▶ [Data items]
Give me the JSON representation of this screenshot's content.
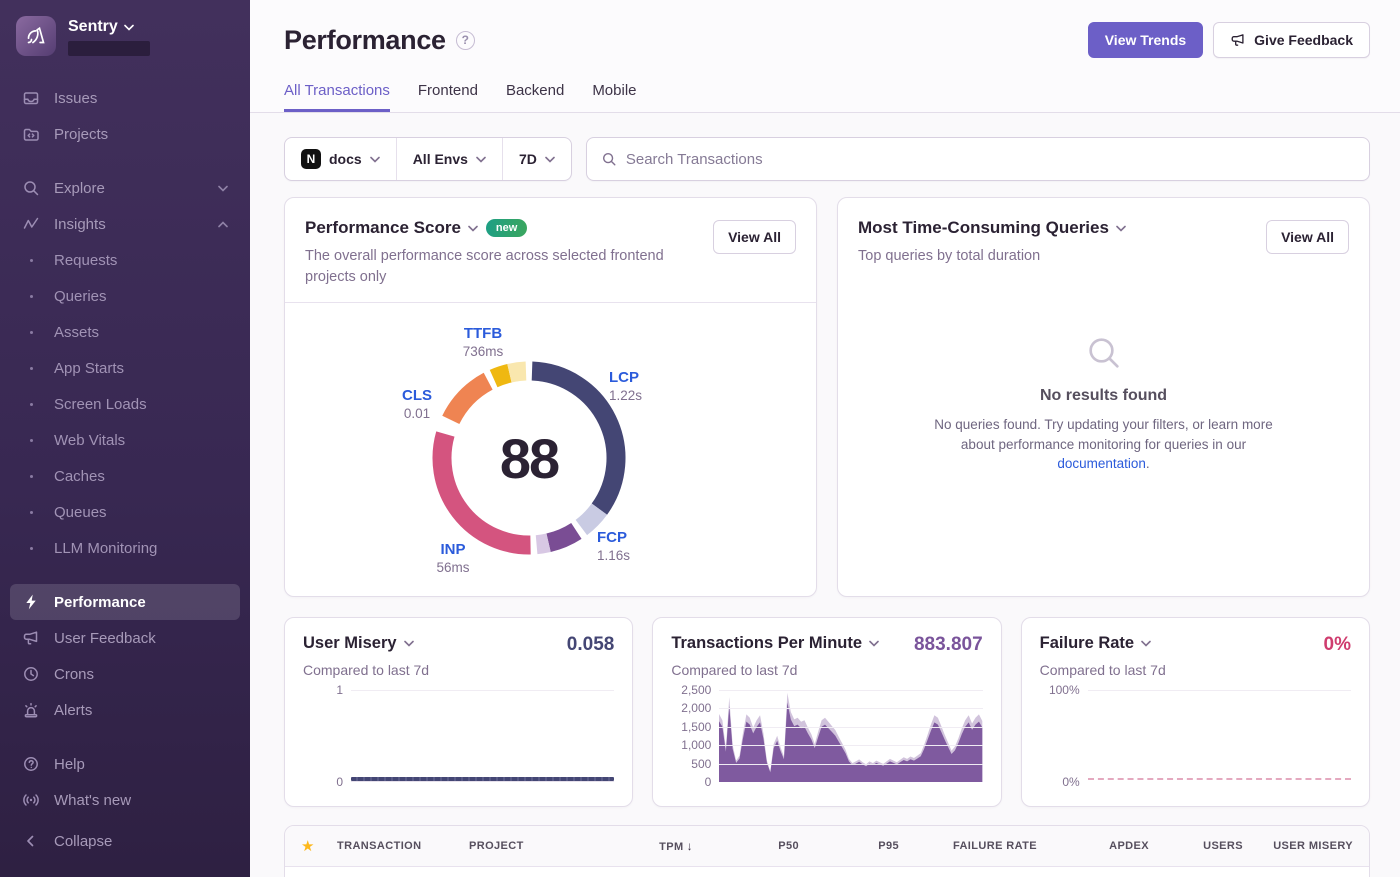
{
  "sidebar": {
    "org": {
      "name": "Sentry"
    },
    "items": [
      {
        "label": "Issues"
      },
      {
        "label": "Projects"
      },
      {
        "label": "Explore"
      },
      {
        "label": "Insights"
      },
      {
        "label": "Requests"
      },
      {
        "label": "Queries"
      },
      {
        "label": "Assets"
      },
      {
        "label": "App Starts"
      },
      {
        "label": "Screen Loads"
      },
      {
        "label": "Web Vitals"
      },
      {
        "label": "Caches"
      },
      {
        "label": "Queues"
      },
      {
        "label": "LLM Monitoring"
      },
      {
        "label": "Performance",
        "active": true
      },
      {
        "label": "User Feedback"
      },
      {
        "label": "Crons"
      },
      {
        "label": "Alerts"
      },
      {
        "label": "Help"
      },
      {
        "label": "What's new"
      },
      {
        "label": "Collapse"
      }
    ]
  },
  "header": {
    "title": "Performance",
    "view_trends": "View Trends",
    "give_feedback": "Give Feedback"
  },
  "tabs": [
    {
      "label": "All Transactions",
      "active": true
    },
    {
      "label": "Frontend",
      "active": false
    },
    {
      "label": "Backend",
      "active": false
    },
    {
      "label": "Mobile",
      "active": false
    }
  ],
  "filters": {
    "project": "docs",
    "environment": "All Envs",
    "period": "7D",
    "search_placeholder": "Search Transactions"
  },
  "cards": {
    "performance_score": {
      "title": "Performance Score",
      "badge": "new",
      "description": "The overall performance score across selected frontend projects only",
      "view_all": "View All"
    },
    "queries": {
      "title": "Most Time-Consuming Queries",
      "subtitle": "Top queries by total duration",
      "view_all": "View All",
      "empty_title": "No results found",
      "empty_body": "No queries found. Try updating your filters, or learn more about performance monitoring for queries in our ",
      "empty_link": "documentation",
      "empty_suffix": "."
    }
  },
  "mini_cards": [
    {
      "title": "User Misery",
      "value": "0.058",
      "subtitle": "Compared to last 7d",
      "value_color": "#444674",
      "yticks": [
        "1",
        "0"
      ]
    },
    {
      "title": "Transactions Per Minute",
      "value": "883.807",
      "subtitle": "Compared to last 7d",
      "value_color": "#7a549b",
      "yticks": [
        "2,500",
        "2,000",
        "1,500",
        "1,000",
        "500",
        "0"
      ]
    },
    {
      "title": "Failure Rate",
      "value": "0%",
      "subtitle": "Compared to last 7d",
      "value_color": "#cf3d6f",
      "yticks": [
        "100%",
        "0%"
      ]
    }
  ],
  "table": {
    "columns": [
      "TRANSACTION",
      "PROJECT",
      "TPM",
      "P50",
      "P95",
      "FAILURE RATE",
      "APDEX",
      "USERS",
      "USER MISERY"
    ],
    "sorted_column": "TPM",
    "sort_direction": "desc"
  },
  "chart_data": [
    {
      "type": "pie",
      "name": "performance-score-ring",
      "title": "Performance Score",
      "score": 88,
      "metrics": [
        {
          "label": "TTFB",
          "value": "736ms",
          "weight_color": "#efb811"
        },
        {
          "label": "LCP",
          "value": "1.22s",
          "weight_color": "#444674"
        },
        {
          "label": "CLS",
          "value": "0.01",
          "weight_color": "#ef8452"
        },
        {
          "label": "INP",
          "value": "56ms",
          "weight_color": "#d4547f"
        },
        {
          "label": "FCP",
          "value": "1.16s",
          "weight_color": "#7a4d94"
        }
      ],
      "segments": [
        {
          "metric": "LCP",
          "start": 2,
          "end": 126,
          "color": "#444674"
        },
        {
          "metric": "LCP-remainder",
          "start": 126,
          "end": 143,
          "color": "#c9cbe3"
        },
        {
          "metric": "FCP",
          "start": 147,
          "end": 167,
          "color": "#7a4d94"
        },
        {
          "metric": "FCP-remainder",
          "start": 167,
          "end": 175,
          "color": "#d8c8e4"
        },
        {
          "metric": "INP",
          "start": 179,
          "end": 286,
          "color": "#d4547f"
        },
        {
          "metric": "CLS",
          "start": 296,
          "end": 332,
          "color": "#ef8452"
        },
        {
          "metric": "TTFB",
          "start": 336,
          "end": 347,
          "color": "#efb811"
        },
        {
          "metric": "TTFB-remainder",
          "start": 347,
          "end": 358,
          "color": "#f9e7ae"
        }
      ]
    },
    {
      "type": "line",
      "name": "user-misery",
      "title": "User Misery",
      "current": 0.058,
      "ylim": [
        0,
        1
      ],
      "values": [
        0.02,
        0.02,
        0.02,
        0.02,
        0.02,
        0.02,
        0.02,
        0.02
      ]
    },
    {
      "type": "area",
      "name": "tpm",
      "title": "Transactions Per Minute",
      "current": 883.807,
      "ylim": [
        0,
        2500
      ],
      "color": "#7a549b",
      "values": [
        1650,
        1500,
        820,
        2060,
        900,
        520,
        640,
        1180,
        1640,
        1560,
        1320,
        1500,
        1620,
        1180,
        520,
        260,
        920,
        1120,
        840,
        620,
        2160,
        1700,
        1520,
        1560,
        1460,
        1500,
        1320,
        1160,
        920,
        1220,
        1500,
        1560,
        1460,
        1360,
        1260,
        1100,
        940,
        780,
        560,
        460,
        500,
        550,
        480,
        430,
        500,
        460,
        520,
        480,
        440,
        500,
        560,
        520,
        480,
        540,
        600,
        560,
        620,
        580,
        640,
        700,
        900,
        1150,
        1400,
        1620,
        1560,
        1360,
        1150,
        950,
        760,
        860,
        1060,
        1300,
        1500,
        1620,
        1420,
        1560,
        1640,
        1480
      ]
    },
    {
      "type": "line",
      "name": "failure-rate",
      "title": "Failure Rate",
      "current": "0%",
      "ylim": [
        "0%",
        "100%"
      ],
      "values": [
        0,
        0,
        0,
        0,
        0,
        0,
        0,
        0
      ]
    }
  ]
}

▶ [Work required] Count how many lines above carry the word "found". Only the number is required.

▶ [Written response] 2